Sift the listing for lines that hold the string "critical" and pull them out.

= = = =

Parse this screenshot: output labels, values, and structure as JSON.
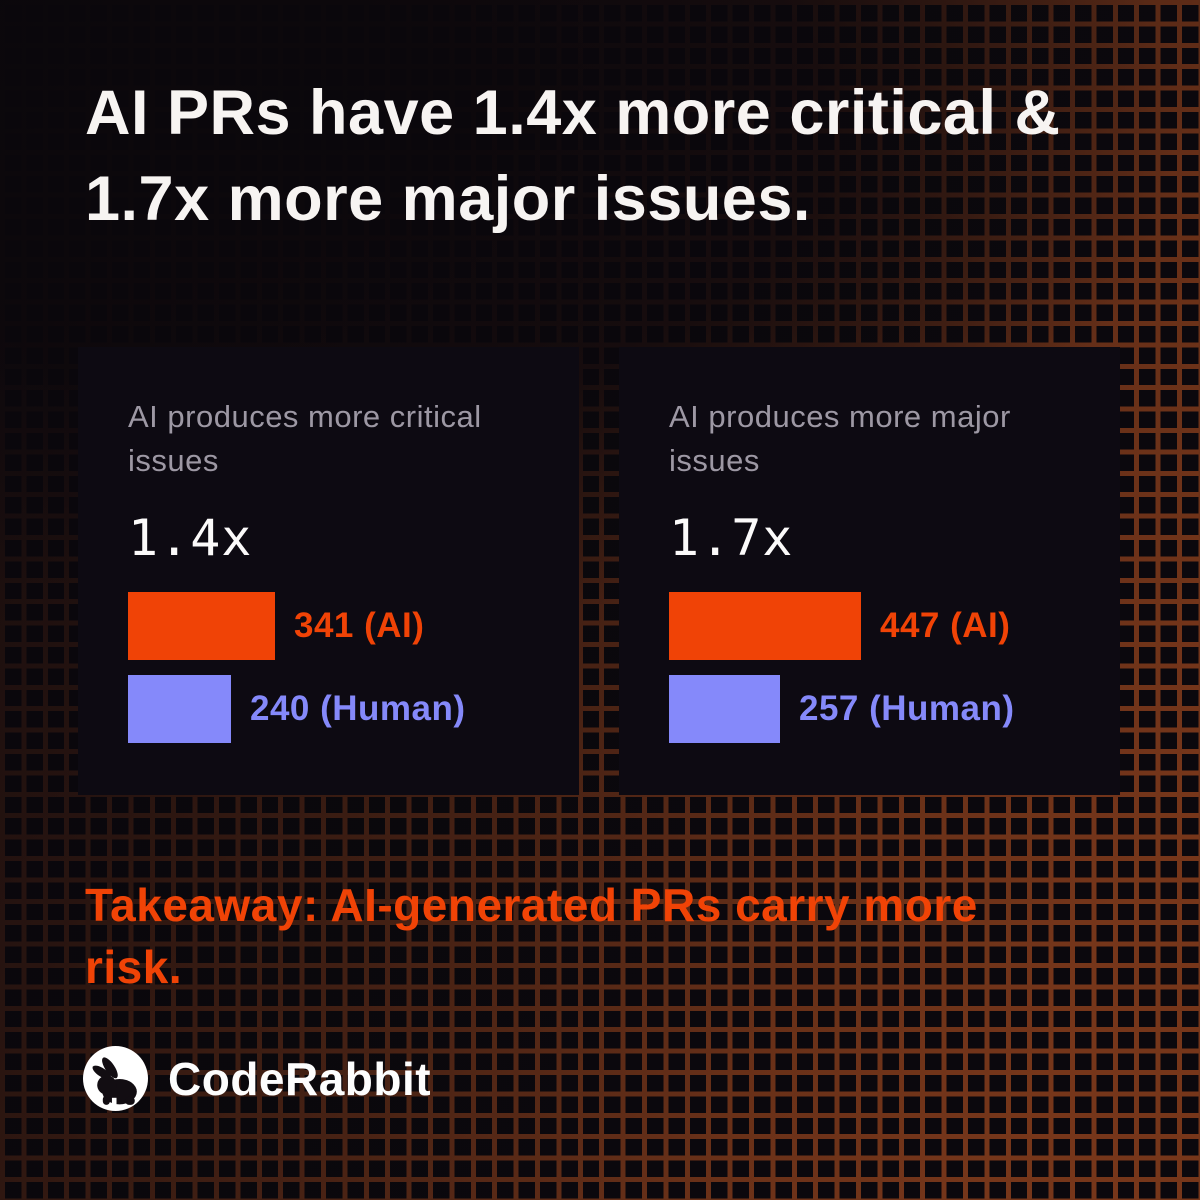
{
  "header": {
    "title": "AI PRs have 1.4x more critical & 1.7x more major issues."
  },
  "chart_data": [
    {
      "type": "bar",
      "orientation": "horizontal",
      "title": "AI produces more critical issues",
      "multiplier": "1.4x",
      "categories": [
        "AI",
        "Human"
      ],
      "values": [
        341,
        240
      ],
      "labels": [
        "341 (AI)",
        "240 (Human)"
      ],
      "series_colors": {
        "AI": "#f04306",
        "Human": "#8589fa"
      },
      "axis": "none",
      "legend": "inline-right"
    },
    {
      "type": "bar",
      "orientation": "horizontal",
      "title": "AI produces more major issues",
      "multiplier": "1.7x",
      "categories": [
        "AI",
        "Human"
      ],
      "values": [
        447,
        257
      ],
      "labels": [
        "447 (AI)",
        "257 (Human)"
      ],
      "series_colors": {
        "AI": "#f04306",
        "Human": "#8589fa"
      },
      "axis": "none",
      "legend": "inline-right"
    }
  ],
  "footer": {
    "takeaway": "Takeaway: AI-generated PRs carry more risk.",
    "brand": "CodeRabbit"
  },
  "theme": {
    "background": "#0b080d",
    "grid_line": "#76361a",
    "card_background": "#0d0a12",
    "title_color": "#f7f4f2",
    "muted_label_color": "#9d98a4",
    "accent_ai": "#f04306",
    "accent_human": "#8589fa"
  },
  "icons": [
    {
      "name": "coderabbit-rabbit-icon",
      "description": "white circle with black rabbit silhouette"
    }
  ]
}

= = = =

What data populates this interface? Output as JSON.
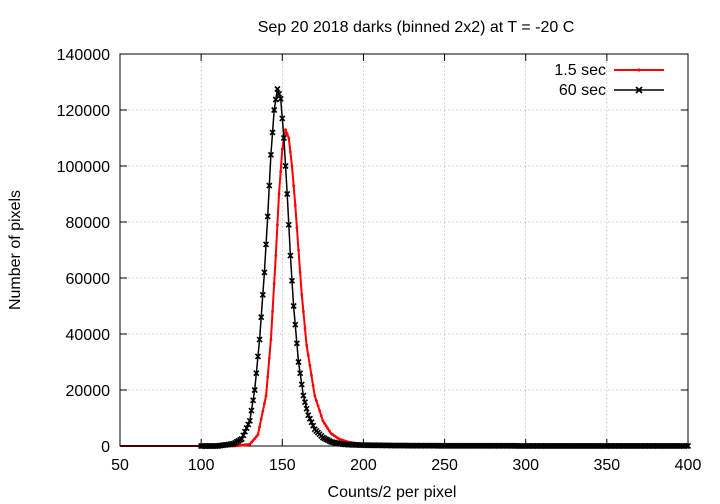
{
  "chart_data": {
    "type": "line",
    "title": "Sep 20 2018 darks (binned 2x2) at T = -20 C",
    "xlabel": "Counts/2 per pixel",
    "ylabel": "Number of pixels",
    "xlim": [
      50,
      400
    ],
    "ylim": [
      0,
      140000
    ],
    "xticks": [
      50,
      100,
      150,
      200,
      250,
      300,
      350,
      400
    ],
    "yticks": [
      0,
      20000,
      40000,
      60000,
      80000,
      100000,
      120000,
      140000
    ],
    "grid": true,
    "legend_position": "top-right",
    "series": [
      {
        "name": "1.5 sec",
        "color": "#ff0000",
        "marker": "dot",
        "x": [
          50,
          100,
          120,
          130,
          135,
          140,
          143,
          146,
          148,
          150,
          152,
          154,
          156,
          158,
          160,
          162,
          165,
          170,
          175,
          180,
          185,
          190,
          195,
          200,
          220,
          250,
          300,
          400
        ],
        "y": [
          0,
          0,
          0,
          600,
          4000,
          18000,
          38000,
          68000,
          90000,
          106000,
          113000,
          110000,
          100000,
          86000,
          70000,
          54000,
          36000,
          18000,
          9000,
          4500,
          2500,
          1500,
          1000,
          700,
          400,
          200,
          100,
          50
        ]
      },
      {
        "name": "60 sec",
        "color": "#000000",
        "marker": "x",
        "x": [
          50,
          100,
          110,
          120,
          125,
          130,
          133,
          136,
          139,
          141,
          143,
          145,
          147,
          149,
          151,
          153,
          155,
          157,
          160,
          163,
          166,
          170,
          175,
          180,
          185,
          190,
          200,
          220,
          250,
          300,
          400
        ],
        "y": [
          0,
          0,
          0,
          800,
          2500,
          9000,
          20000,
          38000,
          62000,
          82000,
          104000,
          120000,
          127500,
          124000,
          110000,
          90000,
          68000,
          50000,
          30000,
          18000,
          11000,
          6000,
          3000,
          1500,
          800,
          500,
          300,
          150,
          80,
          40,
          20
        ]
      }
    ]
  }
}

= = = =

SOLUTION TO THIS PROBLEM:
    "title": "AI PRs have 1.4x more critical & 1.7x more major issues."
      "title": "AI produces more critical issues",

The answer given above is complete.